__EXERCISE INSTRUCTIONS__
1 > Which people are named in the passage about de Graffenried? List every one.
2 > Resume the passage about de Graffenried, picking up right after its final sentence.

TEXT BLOCK Start Marker

She retired from the Department of Labor in 1906, and she spent four years traveling the world after her retirement.

=== Writing ===
In addition to her work for the Department of Labor, de Graffenried wrote on labor issues for national publications and traveled the country giving lectures on the subject. Her work was innovative at the time in its use of statistical data to back up rhetorical arguments. Alongside Labor Commissioner Carrol D. Wright and others in the new Department of Labor, she drove discussion of working-class Americans away from subjective rhetoric and toward a more statistical analysis. However, while her writing showed a deep concern for the working class, it sometimes leaned into a tone of middle-class condescension toward her subjects.

She is best known for her controversial article "The Georgia Cracker in the Cotton Mill," which was published in February 1891 in The Century Magazine, with illustrations by E. W. Kemble. It was based on her interviews with poor, white mill workers in Georgia. While it was praised in the North as a compelling argument that incorporated detailed research, it drew an angry response in the South, particularly in Georgia, because it was perceived as ridiculing Southern whites. She had described millworkers as "an impressive example of race degeneration," with these white laborers having become "the butt of ridicule, shiftless and inconsequent, always poor though always working." Her depiction of women and children working—amid a "criminal indifference" to child labor laws—as the men of the household lazed around was seen as particularly offensive to Southern social and gender norms. Southern politicians railed against her work, and in the local press, the scandal became known as "The De Graffenried Controversy."

TEXT BLOCK End Marker
GIVEN DATA Start Marker

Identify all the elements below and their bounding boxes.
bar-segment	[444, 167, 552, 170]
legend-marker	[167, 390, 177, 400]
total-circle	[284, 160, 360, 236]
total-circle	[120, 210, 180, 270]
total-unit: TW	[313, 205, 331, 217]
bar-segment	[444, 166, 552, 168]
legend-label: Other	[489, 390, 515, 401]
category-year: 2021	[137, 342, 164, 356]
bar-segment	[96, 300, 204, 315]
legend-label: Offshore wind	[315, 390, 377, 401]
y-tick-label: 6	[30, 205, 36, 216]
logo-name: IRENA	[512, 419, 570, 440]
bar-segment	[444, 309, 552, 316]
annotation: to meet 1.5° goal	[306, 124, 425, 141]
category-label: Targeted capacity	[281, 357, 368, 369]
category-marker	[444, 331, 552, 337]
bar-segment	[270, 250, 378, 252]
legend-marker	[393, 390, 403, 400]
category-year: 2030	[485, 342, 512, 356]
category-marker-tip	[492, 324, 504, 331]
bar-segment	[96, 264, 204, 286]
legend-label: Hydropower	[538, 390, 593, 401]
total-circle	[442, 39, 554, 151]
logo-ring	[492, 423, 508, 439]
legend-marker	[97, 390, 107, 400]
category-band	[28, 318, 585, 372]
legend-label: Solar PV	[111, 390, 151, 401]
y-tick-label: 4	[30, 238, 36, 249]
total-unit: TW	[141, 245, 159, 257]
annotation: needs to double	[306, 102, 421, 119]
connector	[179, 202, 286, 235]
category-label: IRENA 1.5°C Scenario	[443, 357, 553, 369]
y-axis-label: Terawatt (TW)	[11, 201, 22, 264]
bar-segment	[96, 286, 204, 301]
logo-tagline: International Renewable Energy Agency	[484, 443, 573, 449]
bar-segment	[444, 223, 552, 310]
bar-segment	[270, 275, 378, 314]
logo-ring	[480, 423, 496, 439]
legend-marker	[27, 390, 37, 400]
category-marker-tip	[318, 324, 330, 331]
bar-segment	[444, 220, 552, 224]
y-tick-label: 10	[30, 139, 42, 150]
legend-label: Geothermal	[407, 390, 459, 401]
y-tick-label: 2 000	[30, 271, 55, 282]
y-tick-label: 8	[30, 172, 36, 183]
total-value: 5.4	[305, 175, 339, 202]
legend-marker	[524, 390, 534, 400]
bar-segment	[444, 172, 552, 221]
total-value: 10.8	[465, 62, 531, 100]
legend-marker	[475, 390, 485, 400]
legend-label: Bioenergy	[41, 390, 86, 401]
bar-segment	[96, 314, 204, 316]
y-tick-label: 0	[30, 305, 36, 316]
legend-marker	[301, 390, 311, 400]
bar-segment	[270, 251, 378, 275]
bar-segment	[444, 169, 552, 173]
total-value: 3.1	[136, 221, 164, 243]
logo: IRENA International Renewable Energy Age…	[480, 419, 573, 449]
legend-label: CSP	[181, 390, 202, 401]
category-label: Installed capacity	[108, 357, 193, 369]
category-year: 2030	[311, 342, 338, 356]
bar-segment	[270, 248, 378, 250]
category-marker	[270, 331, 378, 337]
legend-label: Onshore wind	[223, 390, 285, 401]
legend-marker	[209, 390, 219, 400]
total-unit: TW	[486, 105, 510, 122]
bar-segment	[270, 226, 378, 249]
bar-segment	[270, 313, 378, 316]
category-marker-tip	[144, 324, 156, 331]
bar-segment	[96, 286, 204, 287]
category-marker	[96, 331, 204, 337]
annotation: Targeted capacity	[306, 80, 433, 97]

GIVEN DATA End Marker

__ANSWERS PER TASK__
1 >
- de Graffenried
- Carrol D. Wright
- E. W. Kemble

2 >
Despite the controversy, the article won the American Economic Association's prize for the year's best essay on wage-earning women. Other influential articles by de Graffenried in this period included 1890's "The Needs of Self-Supporting Women"; 1891's "Essay on Child Labor," which won another prize from the American Economic Association for the year's best essay on labor issues; and 1896's "Need Of Better Homes for Wage-Earners." She also sometimes wrote about her adopted home city, including the 1896 study "Typical Alley Houses in Washington," the first scientific study of Washington's alley life.

== Personal life ==
De Graffenried lived in Washington, D.C., until her death in 1921. She turned her home at 1935 7th St NW into a "house museum" of antiques and souvenirs of her travels to Europe and Asia. She moved in the city's high-society circles, associating with the likes of first lady Ellen Axson Wilson, but was also described as an "original type" who "never gave a thought to her personal appearance." She never married.